(Source records)

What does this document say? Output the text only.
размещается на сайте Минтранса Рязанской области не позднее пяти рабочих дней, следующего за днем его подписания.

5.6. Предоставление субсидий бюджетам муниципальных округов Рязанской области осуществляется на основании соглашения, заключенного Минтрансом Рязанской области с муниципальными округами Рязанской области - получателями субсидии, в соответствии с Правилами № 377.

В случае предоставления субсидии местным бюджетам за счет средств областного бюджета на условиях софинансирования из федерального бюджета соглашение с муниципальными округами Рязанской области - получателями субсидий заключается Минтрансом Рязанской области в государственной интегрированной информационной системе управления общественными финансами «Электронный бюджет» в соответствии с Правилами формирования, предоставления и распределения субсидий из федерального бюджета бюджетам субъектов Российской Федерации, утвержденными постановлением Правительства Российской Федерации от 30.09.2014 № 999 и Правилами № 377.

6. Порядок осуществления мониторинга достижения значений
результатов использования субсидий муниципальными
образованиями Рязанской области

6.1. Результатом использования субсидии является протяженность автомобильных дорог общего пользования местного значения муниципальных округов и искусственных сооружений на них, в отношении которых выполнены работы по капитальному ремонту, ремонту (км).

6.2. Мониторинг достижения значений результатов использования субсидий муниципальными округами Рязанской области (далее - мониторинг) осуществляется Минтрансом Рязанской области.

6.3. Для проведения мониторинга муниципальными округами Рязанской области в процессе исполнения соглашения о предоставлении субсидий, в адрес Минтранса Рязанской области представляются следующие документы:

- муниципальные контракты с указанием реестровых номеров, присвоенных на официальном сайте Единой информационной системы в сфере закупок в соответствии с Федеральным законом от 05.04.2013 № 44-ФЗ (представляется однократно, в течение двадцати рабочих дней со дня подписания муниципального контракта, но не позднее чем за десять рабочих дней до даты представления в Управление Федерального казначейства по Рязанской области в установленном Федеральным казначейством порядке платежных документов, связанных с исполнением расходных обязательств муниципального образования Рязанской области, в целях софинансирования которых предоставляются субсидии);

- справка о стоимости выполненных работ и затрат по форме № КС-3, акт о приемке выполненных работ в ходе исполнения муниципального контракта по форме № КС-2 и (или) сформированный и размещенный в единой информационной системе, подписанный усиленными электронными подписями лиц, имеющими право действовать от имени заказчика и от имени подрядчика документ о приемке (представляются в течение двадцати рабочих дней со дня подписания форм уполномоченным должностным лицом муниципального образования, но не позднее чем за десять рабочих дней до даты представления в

Directive
Count each line with "Минтранса" in it and report that figure by itself.

Completed task
2